> COMPLETE THE FOLLOWING:
A: For each statement below, decide whether it agrees with the Nucup Company text. Answer yes or no and quote the words of the text that decide it. (i) Closing the Manila Store would reduce the Quezon City Store's sales. (ii) Thirty percent of each store's direct fixed cost cannot be eliminated even if either store is closed. (iii) Indirect fixed costs are allocated to the stores based on peso sales.
B: According to the Nucup Company text, what would the promotional campaign for the Quezon City Store cost each year?
C: List every row label in the table of October 2020 operating results in the Nucup Company text.

Question
Solve for the requirements and choose the letter that best answers the question. Show your solutions. Nucup Company operates two stores in Luzon - one
Solve for the requirements and choose the letter that best answers the question. Show your solutions.
Nucup Company operates two stores in Luzon - one in Manila and another in Quezon City. The operating results for October 2020, which are representatives of all months, are condensed as follows:
Manila Store | Quezon City Store | Total | |
Sales | P 400,000 | P 600,000 | P 1,000,000 |
Variable Cost | 160,000 | 420,000 | 580,000 |
Contribution Margin | P 240,000 | P 180,000 | P 420,000 |
Direct Fixed Costs | 100,000 | 200,000 | 300,000 |
Store Margin | P 140,000 | P (20,000) | P 120,000 |
Indirect Fixed Costs, Allocated based on Peso Sales | 20,000 | 30,000 | 50,000 |
Operating Income | P 120,000 | P (50,000) | P 70,000 |
Additional Information:
- Thirty percent (30%) of each store's direct fixed cost cannot be eliminated even if either store is closed.
- If the Quezon City Store is closed, the Manila Store's sales would decrease by 20%. However, closing the Manila Store would not affect the Quezon City Store's sales.
- If the objective is to maximize total company profit, which store should be closed? a. Manila Store b. Quezon City Store c. Both stores should be closed d. Neither of the two stores should be closed
- If the Quezon City Store is closed, the company's total income would increase (decrease) by a. P (88,000) b. P 40,000 c. P 180,000 d. P 100,000
- To improve the profitability of the Quezon City Store, Nucup Company is considering a promotional campaign that would not affect the Manila Store. The campaign would cost P300,000 annually, and it is expected to increase the Quezon City Store's sales by 20%. The promotional campaign would result in a monthly increase (decrease) in Nucup Company's operating income of a. P 36,000 b. P (264,000) c. P 11,000 d. P (180,000)

> DATA ROWS:
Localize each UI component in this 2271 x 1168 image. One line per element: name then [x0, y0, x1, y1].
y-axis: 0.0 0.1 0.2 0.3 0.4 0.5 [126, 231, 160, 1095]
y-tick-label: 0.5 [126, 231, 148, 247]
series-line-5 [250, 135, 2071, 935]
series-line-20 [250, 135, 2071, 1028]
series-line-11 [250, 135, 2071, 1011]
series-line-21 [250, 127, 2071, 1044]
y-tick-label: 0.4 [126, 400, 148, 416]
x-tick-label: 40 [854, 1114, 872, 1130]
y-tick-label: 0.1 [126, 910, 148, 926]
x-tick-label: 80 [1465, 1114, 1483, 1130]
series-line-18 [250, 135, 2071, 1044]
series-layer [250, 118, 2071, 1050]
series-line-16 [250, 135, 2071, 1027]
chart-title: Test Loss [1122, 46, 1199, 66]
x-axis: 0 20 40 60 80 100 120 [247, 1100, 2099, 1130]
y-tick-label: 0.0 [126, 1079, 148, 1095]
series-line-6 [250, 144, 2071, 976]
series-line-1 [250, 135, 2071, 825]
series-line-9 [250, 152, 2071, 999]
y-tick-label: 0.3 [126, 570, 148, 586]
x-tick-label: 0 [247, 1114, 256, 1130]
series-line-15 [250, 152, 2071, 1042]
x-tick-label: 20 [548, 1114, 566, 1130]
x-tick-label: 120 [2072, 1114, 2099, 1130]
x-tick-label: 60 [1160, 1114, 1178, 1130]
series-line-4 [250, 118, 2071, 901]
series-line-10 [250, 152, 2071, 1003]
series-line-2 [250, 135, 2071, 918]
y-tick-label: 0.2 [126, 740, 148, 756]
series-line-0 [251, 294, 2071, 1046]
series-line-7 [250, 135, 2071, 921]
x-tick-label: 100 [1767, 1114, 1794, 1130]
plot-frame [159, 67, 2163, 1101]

==

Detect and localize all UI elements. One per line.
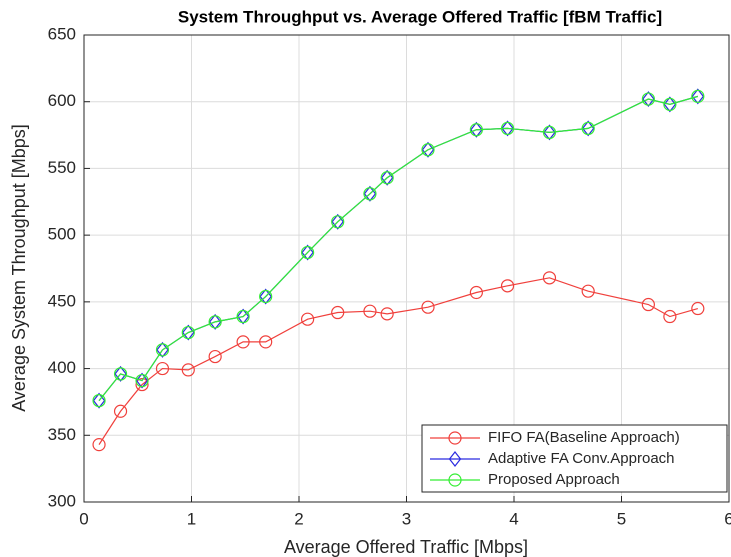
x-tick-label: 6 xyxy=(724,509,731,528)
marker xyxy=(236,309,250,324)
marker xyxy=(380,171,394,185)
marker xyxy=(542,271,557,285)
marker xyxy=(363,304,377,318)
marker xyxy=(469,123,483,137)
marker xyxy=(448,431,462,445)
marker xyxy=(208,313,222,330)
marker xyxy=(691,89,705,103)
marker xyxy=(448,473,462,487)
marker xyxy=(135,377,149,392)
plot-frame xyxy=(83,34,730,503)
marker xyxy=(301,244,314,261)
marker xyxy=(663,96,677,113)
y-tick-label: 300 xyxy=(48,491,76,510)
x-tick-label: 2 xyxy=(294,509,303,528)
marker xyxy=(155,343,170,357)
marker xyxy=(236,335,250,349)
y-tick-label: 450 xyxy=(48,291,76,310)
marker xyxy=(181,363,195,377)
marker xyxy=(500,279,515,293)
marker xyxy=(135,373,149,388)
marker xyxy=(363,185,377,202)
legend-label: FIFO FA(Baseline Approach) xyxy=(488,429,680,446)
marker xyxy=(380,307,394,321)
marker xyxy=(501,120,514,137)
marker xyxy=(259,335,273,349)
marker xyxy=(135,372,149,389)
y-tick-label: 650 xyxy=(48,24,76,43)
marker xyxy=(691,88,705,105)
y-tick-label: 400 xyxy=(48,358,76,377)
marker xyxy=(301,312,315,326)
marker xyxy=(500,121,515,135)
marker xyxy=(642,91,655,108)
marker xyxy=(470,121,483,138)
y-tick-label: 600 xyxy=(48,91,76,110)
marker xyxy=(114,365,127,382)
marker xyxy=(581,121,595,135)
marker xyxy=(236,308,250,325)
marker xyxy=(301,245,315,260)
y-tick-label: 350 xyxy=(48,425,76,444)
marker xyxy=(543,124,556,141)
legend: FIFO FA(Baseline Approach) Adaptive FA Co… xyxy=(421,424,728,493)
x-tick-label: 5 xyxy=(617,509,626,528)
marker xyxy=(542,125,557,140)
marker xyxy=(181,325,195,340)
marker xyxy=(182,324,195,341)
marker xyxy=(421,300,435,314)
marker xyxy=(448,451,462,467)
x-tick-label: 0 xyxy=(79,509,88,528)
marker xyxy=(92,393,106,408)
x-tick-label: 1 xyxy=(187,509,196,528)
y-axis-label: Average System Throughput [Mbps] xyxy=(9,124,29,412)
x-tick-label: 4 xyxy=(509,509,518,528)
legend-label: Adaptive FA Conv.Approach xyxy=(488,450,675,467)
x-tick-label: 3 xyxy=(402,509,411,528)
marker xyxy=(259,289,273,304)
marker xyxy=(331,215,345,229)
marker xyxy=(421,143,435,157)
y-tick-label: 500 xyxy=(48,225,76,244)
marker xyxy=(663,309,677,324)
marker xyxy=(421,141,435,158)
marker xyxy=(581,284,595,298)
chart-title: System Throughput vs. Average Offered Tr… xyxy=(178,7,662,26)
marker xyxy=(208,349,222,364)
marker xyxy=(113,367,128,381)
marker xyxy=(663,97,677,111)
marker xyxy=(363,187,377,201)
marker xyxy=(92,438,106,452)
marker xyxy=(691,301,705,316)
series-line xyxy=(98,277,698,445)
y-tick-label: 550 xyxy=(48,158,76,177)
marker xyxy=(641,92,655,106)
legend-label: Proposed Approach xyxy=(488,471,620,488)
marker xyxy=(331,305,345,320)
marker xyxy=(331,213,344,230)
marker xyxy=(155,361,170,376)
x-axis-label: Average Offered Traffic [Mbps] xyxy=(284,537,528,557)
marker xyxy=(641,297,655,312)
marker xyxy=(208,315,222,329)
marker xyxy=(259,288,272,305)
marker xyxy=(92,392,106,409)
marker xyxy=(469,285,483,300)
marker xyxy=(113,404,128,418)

> THE SOLUTIONS:
A:
(i) No: "closing the Manila Store would not affect the Quezon City Store's sales."
(ii) Yes: "Thirty percent (30%) of each store's direct fixed cost cannot be eliminated even if either store is closed."
(iii) Yes: "Indirect Fixed Costs, Allocated based on Peso Sales"

B: P300,000 annually.

C:
Sales
Variable Cost
Contribution Margin
Direct Fixed Costs
Store Margin
Indirect Fixed Costs, Allocated based on Peso Sales
Operating Income